──────── MATERIAL FOR THIS TASK ────────
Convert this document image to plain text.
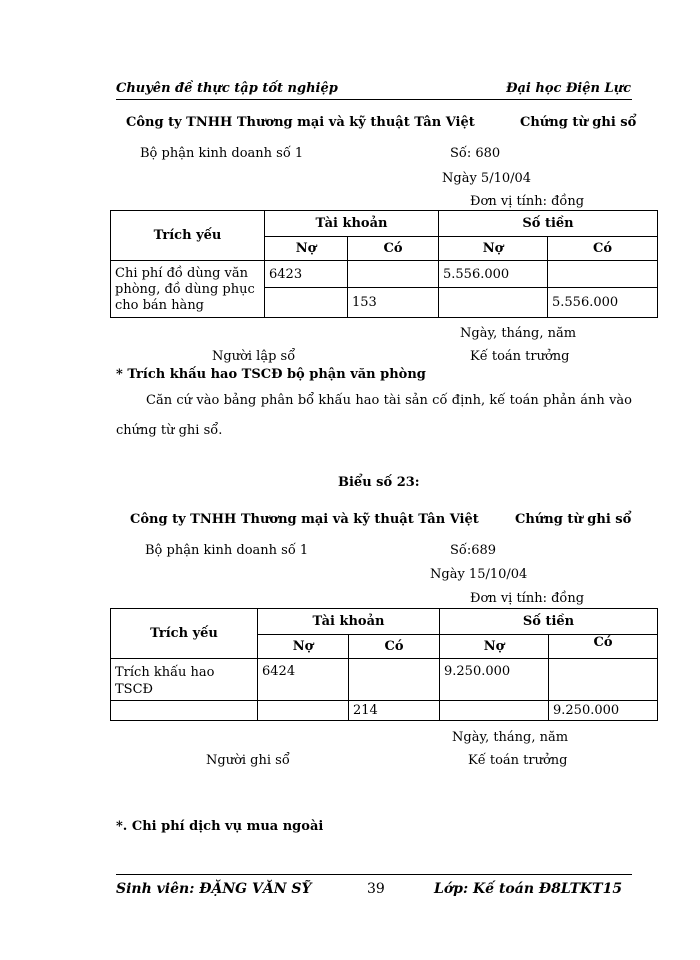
Chuyên đề thực tập tốt nghiệp	Đại học Điện Lực
Công ty TNHH Thương mại và kỹ thuật Tân Việt	Chứng từ ghi sổ
Bộ phận kinh doanh số 1	Số: 680
Ngày 5/10/04
Đơn vị tính: đồng
Trích yếu	Tài khoản		Số tiền	
	Nợ	Có	Nợ	Có
Chi phí đồ dùng văn phòng, đồ dùng phục cho bán hàng	6423		5.556.000	
		153		5.556.000
Ngày, tháng, năm
Người lập sổ	Kế toán trưởng
* Trích khấu hao TSCĐ bộ phận văn phòng
Căn cứ vào bảng phân bổ khấu hao tài sản cố định, kế toán phản ánh vào chứng từ ghi sổ.
Biểu số 23:
Công ty TNHH Thương mại và kỹ thuật Tân Việt	Chứng từ ghi sổ
Bộ phận kinh doanh số 1	Số:689
Ngày 15/10/04
Đơn vị tính: đồng
Trích yếu	Tài khoản		Số tiền	
	Nợ	Có	Nợ	Có
Trích khấu hao TSCĐ	6424		9.250.000	
		214		9.250.000
Ngày, tháng, năm
Người ghi sổ	Kế toán trưởng
*. Chi phí dịch vụ mua ngoài
Sinh viên: ĐẶNG VĂN SỸ	39	Lớp: Kế toán Đ8LTKT15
────────
▸ DO THIS
Find all lines with "phòng" in them and copy each one.

▸ ANSWER BELOW
Chi phí đồ dùng văn phòng, đồ dùng phục cho bán hàng	6423		5.556.000	
* Trích khấu hao TSCĐ bộ phận văn phòng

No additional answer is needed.